## start MATERIAL

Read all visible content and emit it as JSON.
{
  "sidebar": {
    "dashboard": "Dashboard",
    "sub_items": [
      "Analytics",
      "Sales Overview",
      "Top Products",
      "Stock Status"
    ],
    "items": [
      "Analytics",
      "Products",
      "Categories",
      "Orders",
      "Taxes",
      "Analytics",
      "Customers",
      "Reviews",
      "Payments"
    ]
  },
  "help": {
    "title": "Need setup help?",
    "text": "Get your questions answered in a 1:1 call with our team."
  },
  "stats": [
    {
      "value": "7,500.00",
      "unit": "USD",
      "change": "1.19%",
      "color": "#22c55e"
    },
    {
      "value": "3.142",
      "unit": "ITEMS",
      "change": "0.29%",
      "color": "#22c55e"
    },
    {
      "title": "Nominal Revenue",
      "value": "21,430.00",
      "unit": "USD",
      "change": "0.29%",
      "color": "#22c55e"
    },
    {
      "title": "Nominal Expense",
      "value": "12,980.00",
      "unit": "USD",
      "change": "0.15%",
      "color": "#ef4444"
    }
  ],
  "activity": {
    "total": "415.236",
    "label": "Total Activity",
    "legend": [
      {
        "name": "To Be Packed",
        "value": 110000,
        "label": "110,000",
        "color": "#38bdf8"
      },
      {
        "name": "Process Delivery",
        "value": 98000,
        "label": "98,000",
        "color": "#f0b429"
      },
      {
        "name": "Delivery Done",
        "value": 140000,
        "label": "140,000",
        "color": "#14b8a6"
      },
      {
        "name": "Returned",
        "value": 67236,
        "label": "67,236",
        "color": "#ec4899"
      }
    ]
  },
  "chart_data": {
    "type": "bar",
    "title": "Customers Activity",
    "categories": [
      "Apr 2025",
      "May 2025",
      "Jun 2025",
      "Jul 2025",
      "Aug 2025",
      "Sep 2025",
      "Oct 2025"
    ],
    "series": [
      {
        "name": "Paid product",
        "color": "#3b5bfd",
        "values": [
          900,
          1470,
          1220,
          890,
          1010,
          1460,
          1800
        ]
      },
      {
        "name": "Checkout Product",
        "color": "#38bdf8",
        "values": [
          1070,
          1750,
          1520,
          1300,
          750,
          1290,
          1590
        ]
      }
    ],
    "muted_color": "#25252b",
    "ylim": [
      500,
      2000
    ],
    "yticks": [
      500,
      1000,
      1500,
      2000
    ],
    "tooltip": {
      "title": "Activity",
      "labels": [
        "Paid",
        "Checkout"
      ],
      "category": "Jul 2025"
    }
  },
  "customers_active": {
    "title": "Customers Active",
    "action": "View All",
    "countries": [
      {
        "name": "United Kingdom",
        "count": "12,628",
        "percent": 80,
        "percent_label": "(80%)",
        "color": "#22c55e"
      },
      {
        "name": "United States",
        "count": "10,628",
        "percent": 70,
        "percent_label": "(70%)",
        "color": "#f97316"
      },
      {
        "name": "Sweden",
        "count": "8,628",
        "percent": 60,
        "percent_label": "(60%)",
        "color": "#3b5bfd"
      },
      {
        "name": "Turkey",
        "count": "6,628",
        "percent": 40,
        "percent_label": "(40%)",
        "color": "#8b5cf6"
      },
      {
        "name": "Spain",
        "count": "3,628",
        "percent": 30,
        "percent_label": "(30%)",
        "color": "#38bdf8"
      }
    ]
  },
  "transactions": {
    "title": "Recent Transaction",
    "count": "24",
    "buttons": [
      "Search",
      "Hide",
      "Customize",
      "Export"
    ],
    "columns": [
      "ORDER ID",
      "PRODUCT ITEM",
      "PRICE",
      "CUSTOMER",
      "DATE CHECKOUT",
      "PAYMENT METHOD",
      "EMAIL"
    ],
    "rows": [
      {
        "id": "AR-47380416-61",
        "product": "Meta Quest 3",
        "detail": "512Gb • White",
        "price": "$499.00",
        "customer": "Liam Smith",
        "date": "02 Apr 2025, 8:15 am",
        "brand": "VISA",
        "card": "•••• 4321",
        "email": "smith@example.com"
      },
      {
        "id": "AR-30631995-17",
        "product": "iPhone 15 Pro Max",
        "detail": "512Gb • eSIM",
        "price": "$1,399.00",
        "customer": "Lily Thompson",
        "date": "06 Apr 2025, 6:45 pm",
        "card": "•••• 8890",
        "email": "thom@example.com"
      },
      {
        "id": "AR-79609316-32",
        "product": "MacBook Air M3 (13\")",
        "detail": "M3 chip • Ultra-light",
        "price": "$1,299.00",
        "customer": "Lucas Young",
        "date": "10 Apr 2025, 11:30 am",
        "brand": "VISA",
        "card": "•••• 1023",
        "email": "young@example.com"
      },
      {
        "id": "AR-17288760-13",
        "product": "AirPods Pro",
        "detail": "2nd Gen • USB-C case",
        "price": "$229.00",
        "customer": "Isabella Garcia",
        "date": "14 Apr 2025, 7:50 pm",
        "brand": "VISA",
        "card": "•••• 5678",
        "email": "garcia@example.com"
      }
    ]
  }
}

## end MATERIAL

_STATED EXERCISE:_
Pull every line containing "card" out of the data above.

_EXPECTED ANSWER:_
        "card": "•••• 4321",
        "card": "•••• 8890",
        "card": "•••• 1023",
        "card": "•••• 5678",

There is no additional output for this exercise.